> GIVEN PROBLEM
Render every entry verbatim.
######
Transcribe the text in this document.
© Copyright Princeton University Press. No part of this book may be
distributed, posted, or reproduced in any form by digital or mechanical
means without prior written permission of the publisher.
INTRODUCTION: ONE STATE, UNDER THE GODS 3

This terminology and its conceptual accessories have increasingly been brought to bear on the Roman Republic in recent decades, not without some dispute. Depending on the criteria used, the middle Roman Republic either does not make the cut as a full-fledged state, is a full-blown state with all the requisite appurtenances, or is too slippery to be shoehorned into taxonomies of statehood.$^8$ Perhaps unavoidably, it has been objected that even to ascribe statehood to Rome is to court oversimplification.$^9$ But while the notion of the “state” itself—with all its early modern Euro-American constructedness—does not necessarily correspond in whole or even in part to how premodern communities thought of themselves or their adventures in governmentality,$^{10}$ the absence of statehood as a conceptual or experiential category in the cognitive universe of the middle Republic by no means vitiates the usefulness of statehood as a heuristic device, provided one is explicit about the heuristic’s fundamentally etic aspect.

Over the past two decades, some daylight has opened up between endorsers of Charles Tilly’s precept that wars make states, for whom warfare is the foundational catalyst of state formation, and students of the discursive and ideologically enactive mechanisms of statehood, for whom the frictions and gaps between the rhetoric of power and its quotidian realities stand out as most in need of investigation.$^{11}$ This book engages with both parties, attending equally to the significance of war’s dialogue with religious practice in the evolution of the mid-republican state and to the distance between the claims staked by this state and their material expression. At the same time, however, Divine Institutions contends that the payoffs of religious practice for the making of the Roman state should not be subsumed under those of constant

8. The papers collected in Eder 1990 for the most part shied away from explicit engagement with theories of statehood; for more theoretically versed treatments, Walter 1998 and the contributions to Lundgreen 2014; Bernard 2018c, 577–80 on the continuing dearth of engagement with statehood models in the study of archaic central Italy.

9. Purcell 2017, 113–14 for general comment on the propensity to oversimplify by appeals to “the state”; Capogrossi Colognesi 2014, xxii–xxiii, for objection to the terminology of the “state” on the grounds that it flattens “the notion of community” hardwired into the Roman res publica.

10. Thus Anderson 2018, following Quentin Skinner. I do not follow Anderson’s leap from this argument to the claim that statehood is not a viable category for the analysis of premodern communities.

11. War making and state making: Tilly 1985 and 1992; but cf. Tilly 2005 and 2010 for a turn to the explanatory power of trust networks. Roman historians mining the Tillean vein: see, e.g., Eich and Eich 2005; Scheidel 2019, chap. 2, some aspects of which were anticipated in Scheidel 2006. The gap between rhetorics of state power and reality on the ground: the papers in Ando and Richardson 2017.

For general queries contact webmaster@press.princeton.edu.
######
> TASK OUTPUT
Transcribe the text in this document.
© Copyright Princeton University Press. No part of this book may be
distributed, posted, or reproduced in any form by digital or mechanical
means without prior written permission of the publisher.
INTRODUCTION: ONE STATE, UNDER THE GODS 3

This terminology and its conceptual accessories have increasingly been brought to bear on the Roman Republic in recent decades, not without some dispute. Depending on the criteria used, the middle Roman Republic either does not make the cut as a full-fledged state, is a full-blown state with all the requisite appurtenances, or is too slippery to be shoehorned into taxonomies of statehood.$^8$ Perhaps unavoidably, it has been objected that even to ascribe statehood to Rome is to court oversimplification.$^9$ But while the notion of the “state” itself—with all its early modern Euro-American constructedness—does not necessarily correspond in whole or even in part to how premodern communities thought of themselves or their adventures in governmentality,$^{10}$ the absence of statehood as a conceptual or experiential category in the cognitive universe of the middle Republic by no means vitiates the usefulness of statehood as a heuristic device, provided one is explicit about the heuristic’s fundamentally etic aspect.

Over the past two decades, some daylight has opened up between endorsers of Charles Tilly’s precept that wars make states, for whom warfare is the foundational catalyst of state formation, and students of the discursive and ideologically enactive mechanisms of statehood, for whom the frictions and gaps between the rhetoric of power and its quotidian realities stand out as most in need of investigation.$^{11}$ This book engages with both parties, attending equally to the significance of war’s dialogue with religious practice in the evolution of the mid-republican state and to the distance between the claims staked by this state and their material expression. At the same time, however, Divine Institutions contends that the payoffs of religious practice for the making of the Roman state should not be subsumed under those of constant

8. The papers collected in Eder 1990 for the most part shied away from explicit engagement with theories of statehood; for more theoretically versed treatments, Walter 1998 and the contributions to Lundgreen 2014; Bernard 2018c, 577–80 on the continuing dearth of engagement with statehood models in the study of archaic central Italy.

9. Purcell 2017, 113–14 for general comment on the propensity to oversimplify by appeals to “the state”; Capogrossi Colognesi 2014, xxii–xxiii, for objection to the terminology of the “state” on the grounds that it flattens “the notion of community” hardwired into the Roman res publica.

10. Thus Anderson 2018, following Quentin Skinner. I do not follow Anderson’s leap from this argument to the claim that statehood is not a viable category for the analysis of premodern communities.

11. War making and state making: Tilly 1985 and 1992; but cf. Tilly 2005 and 2010 for a turn to the explanatory power of trust networks. Roman historians mining the Tillean vein: see, e.g., Eich and Eich 2005; Scheidel 2019, chap. 2, some aspects of which were anticipated in Scheidel 2006. The gap between rhetorics of state power and reality on the ground: the papers in Ando and Richardson 2017.

For general queries contact webmaster@press.princeton.edu.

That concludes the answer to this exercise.